• [TASK TO COMPLETE]:
In the records that follow, locate every line with "JSON" and extract it.
## Start RECORDS SHOWN
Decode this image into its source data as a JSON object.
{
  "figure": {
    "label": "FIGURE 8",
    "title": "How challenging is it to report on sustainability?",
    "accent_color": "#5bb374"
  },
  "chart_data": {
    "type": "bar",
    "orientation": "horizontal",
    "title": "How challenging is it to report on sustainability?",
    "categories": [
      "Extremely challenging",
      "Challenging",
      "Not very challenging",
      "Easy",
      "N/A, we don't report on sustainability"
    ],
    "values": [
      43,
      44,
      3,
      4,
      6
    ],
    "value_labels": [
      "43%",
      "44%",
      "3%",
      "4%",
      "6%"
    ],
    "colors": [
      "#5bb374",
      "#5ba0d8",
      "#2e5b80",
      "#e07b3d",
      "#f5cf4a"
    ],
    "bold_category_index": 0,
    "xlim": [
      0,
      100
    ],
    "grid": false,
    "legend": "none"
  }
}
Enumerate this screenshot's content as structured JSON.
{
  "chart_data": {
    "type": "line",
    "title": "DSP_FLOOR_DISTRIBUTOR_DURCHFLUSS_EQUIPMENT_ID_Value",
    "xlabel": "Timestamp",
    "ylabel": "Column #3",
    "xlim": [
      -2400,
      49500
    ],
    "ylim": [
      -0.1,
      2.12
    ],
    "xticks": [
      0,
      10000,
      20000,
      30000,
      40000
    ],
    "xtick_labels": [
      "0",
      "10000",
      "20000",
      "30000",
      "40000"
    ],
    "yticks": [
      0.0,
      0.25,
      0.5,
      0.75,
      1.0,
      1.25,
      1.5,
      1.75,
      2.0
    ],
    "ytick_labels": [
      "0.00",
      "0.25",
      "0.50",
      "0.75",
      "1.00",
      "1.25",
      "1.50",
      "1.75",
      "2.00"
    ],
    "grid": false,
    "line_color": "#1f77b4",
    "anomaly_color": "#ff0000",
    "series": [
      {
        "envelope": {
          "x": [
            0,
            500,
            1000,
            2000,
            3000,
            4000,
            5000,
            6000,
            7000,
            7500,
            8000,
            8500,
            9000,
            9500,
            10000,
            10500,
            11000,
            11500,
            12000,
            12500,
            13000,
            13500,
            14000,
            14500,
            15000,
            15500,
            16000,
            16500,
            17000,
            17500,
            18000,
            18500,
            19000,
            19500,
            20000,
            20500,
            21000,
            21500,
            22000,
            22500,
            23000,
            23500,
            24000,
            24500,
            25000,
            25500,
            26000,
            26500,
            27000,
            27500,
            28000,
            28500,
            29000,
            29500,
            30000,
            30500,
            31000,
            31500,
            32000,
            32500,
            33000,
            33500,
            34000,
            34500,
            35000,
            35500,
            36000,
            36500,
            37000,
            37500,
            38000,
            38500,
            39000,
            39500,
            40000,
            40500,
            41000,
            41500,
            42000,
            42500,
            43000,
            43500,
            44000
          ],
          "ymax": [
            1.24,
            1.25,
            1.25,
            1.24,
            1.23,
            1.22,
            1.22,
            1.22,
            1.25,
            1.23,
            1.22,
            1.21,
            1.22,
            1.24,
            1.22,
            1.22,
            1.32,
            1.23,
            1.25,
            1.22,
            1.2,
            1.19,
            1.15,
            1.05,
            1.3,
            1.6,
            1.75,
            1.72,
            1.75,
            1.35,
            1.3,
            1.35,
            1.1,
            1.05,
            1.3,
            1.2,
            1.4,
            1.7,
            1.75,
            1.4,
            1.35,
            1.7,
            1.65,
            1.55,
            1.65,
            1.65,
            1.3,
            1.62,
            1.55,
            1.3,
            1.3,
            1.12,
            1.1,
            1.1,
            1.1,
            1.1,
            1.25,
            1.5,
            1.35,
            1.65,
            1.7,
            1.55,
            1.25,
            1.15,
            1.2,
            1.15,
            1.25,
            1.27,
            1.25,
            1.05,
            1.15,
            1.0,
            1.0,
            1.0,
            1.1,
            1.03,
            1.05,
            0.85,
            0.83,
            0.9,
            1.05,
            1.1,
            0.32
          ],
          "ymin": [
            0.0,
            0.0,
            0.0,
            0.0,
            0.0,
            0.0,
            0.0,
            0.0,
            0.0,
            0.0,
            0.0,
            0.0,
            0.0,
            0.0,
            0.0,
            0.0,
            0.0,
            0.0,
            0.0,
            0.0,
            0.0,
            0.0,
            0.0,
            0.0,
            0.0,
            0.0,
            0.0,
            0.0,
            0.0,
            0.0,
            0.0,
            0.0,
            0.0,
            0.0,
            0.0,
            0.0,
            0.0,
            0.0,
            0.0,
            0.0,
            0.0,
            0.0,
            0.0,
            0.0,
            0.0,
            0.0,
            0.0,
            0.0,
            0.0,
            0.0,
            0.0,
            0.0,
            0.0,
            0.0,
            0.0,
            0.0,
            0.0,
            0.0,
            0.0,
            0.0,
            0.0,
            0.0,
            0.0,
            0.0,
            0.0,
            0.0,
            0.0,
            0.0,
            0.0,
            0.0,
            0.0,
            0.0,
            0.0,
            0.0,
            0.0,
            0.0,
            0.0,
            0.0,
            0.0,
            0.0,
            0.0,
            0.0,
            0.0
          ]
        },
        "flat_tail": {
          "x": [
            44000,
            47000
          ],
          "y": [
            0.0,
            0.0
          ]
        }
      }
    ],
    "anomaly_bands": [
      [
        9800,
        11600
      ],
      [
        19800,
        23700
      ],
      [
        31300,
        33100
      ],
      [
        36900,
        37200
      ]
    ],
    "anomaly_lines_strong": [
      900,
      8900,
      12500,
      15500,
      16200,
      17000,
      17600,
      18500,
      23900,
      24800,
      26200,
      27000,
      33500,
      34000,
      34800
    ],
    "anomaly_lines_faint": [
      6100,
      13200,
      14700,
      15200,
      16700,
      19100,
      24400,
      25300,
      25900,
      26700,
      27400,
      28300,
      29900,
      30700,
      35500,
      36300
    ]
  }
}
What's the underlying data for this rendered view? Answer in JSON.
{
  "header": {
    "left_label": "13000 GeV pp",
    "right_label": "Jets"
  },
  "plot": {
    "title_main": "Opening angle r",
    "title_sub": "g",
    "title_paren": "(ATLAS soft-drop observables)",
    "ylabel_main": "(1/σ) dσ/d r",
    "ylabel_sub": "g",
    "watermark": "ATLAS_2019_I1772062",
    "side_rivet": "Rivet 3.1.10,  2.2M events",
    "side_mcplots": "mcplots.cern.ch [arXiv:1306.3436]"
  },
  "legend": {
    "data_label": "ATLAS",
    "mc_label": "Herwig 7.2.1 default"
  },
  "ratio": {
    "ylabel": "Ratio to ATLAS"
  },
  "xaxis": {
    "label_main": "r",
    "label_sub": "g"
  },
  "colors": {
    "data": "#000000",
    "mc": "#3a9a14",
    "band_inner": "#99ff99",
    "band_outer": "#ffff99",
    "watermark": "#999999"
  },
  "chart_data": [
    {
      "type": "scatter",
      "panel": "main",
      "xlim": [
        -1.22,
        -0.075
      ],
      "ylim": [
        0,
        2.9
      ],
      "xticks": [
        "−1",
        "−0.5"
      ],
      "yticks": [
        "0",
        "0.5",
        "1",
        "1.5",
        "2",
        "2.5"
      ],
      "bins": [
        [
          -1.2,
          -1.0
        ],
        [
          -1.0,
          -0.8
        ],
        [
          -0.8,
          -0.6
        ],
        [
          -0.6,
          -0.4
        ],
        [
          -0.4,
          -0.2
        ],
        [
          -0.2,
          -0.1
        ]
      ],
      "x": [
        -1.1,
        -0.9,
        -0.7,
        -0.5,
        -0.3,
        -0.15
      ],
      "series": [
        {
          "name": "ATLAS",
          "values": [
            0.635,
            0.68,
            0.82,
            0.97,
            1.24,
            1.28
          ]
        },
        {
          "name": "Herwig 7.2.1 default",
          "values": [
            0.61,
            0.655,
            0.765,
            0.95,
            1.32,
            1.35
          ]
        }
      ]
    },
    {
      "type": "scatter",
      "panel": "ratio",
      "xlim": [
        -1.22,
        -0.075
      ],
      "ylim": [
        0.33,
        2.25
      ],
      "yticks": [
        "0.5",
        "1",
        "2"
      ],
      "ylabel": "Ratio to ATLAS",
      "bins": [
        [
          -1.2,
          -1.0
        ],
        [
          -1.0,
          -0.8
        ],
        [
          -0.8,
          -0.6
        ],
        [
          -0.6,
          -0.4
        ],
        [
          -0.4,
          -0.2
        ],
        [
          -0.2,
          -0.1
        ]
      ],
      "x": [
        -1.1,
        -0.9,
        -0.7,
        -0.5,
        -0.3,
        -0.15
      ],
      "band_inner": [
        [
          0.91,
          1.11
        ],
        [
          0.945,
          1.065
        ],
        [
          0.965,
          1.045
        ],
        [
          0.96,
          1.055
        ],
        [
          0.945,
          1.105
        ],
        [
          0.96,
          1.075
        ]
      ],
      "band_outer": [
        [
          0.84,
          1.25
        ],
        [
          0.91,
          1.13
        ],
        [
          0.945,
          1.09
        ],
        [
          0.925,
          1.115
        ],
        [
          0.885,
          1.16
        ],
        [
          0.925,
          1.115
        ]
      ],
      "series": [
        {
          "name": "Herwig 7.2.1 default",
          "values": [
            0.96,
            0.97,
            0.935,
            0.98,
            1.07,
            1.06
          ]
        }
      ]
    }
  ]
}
## End RECORDS SHOWN
• [RESULT]:
Decode this image into its source data as a JSON object.
Enumerate this screenshot's content as structured JSON.
What's the underlying data for this rendered view? Answer in JSON.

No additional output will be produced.